> _What needs to be done_
Take each line containing the word "خريجو" and copy it.

> _Source material_
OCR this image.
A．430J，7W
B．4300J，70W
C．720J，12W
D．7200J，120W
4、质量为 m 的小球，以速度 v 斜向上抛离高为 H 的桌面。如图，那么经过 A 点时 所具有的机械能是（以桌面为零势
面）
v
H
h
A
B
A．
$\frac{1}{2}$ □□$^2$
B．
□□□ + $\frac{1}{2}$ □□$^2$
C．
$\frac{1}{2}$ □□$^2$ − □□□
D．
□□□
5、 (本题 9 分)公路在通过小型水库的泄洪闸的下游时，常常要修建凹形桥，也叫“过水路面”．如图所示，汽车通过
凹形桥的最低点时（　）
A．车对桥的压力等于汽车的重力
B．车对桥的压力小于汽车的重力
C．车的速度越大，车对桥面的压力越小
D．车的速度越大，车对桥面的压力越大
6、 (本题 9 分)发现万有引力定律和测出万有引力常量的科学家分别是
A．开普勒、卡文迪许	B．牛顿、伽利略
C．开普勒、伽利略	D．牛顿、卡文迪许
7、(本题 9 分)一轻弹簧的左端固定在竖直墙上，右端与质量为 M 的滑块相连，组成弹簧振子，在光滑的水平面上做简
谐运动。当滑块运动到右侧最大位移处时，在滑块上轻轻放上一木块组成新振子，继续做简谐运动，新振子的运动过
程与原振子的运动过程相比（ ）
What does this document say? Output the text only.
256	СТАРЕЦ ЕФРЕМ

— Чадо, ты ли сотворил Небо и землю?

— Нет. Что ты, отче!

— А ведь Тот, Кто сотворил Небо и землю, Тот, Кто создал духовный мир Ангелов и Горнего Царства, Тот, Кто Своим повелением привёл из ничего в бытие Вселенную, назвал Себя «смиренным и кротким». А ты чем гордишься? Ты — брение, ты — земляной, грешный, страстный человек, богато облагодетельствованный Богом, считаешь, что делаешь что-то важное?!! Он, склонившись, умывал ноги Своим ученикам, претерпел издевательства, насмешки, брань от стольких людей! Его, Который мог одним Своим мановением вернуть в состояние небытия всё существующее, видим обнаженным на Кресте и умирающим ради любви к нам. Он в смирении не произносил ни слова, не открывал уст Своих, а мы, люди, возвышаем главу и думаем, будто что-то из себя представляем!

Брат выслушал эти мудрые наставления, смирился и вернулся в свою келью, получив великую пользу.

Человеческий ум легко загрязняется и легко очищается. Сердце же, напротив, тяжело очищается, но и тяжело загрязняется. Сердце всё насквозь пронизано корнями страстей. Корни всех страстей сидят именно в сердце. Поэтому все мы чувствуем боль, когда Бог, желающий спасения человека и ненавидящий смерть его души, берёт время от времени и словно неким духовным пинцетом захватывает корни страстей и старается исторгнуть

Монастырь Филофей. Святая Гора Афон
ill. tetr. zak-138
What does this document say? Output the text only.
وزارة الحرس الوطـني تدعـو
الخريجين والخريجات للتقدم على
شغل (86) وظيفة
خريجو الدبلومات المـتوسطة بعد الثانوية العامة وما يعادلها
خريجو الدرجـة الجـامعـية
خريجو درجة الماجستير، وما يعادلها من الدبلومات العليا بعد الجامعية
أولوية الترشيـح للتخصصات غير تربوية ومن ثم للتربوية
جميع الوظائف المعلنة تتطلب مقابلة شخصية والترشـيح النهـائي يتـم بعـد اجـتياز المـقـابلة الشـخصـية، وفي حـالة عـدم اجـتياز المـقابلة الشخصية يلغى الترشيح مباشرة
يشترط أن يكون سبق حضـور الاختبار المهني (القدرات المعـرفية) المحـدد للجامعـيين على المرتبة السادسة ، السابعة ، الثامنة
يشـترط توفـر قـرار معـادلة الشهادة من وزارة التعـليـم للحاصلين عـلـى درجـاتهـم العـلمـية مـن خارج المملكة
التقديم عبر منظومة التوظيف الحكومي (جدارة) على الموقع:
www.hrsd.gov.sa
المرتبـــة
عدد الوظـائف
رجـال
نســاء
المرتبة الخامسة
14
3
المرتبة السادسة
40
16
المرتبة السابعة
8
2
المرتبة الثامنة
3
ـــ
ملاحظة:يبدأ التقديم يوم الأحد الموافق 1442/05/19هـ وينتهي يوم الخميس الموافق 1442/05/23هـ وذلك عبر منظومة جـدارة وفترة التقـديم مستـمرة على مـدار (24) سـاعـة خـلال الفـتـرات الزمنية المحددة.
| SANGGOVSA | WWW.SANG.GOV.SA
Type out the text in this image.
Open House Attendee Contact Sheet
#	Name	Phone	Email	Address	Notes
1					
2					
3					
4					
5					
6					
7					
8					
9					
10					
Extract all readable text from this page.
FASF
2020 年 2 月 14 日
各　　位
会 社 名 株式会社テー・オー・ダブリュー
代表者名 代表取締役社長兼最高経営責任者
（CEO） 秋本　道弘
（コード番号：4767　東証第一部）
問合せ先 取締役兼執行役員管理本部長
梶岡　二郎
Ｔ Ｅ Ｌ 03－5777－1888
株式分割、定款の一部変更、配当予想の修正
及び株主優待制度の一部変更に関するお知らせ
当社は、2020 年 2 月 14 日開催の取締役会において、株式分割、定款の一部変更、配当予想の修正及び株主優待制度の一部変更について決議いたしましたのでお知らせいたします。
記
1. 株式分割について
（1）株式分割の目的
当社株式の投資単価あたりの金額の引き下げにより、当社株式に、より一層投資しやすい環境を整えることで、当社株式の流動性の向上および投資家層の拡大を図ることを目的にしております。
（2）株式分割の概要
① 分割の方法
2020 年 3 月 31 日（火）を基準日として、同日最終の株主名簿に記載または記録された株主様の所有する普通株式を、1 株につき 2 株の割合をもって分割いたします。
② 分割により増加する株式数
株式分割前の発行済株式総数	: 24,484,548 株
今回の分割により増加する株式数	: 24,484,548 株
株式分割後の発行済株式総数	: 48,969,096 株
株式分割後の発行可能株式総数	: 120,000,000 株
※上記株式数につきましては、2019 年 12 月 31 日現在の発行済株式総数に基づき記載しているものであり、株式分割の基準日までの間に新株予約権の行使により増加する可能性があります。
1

> _Written answer_
خريجو الدبلومات المـتوسطة بعد الثانوية العامة وما يعادلها
خريجو الدرجـة الجـامعـية
خريجو درجة الماجستير، وما يعادلها من الدبلومات العليا بعد الجامعية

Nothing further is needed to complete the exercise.